• [Input material]:
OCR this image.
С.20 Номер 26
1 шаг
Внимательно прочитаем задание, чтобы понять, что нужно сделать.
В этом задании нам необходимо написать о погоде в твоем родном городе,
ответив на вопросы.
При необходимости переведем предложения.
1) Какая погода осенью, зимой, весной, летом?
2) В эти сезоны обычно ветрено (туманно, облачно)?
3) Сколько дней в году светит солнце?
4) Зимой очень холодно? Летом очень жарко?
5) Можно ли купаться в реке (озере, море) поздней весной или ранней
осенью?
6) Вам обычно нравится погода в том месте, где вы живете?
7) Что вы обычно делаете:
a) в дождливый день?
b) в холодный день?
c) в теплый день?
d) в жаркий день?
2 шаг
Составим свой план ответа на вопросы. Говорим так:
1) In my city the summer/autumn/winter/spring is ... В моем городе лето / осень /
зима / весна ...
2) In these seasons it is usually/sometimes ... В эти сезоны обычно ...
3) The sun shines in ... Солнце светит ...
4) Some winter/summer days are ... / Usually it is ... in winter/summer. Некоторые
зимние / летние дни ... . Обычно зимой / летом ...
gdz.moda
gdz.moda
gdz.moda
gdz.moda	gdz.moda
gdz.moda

• [Problem]: Extract the listing in its entirety, matching it exactly.

• [Correct output]:
OCR this image.
С.20 Номер 26
1 шаг
Внимательно прочитаем задание, чтобы понять, что нужно сделать.
В этом задании нам необходимо написать о погоде в твоем родном городе,
ответив на вопросы.
При необходимости переведем предложения.
1) Какая погода осенью, зимой, весной, летом?
2) В эти сезоны обычно ветрено (туманно, облачно)?
3) Сколько дней в году светит солнце?
4) Зимой очень холодно? Летом очень жарко?
5) Можно ли купаться в реке (озере, море) поздней весной или ранней
осенью?
6) Вам обычно нравится погода в том месте, где вы живете?
7) Что вы обычно делаете:
a) в дождливый день?
b) в холодный день?
c) в теплый день?
d) в жаркий день?
2 шаг
Составим свой план ответа на вопросы. Говорим так:
1) In my city the summer/autumn/winter/spring is ... В моем городе лето / осень /
зима / весна ...
2) In these seasons it is usually/sometimes ... В эти сезоны обычно ...
3) The sun shines in ... Солнце светит ...
4) Some winter/summer days are ... / Usually it is ... in winter/summer. Некоторые
зимние / летние дни ... . Обычно зимой / летом ...
gdz.moda
gdz.moda
gdz.moda
gdz.moda	gdz.moda
gdz.moda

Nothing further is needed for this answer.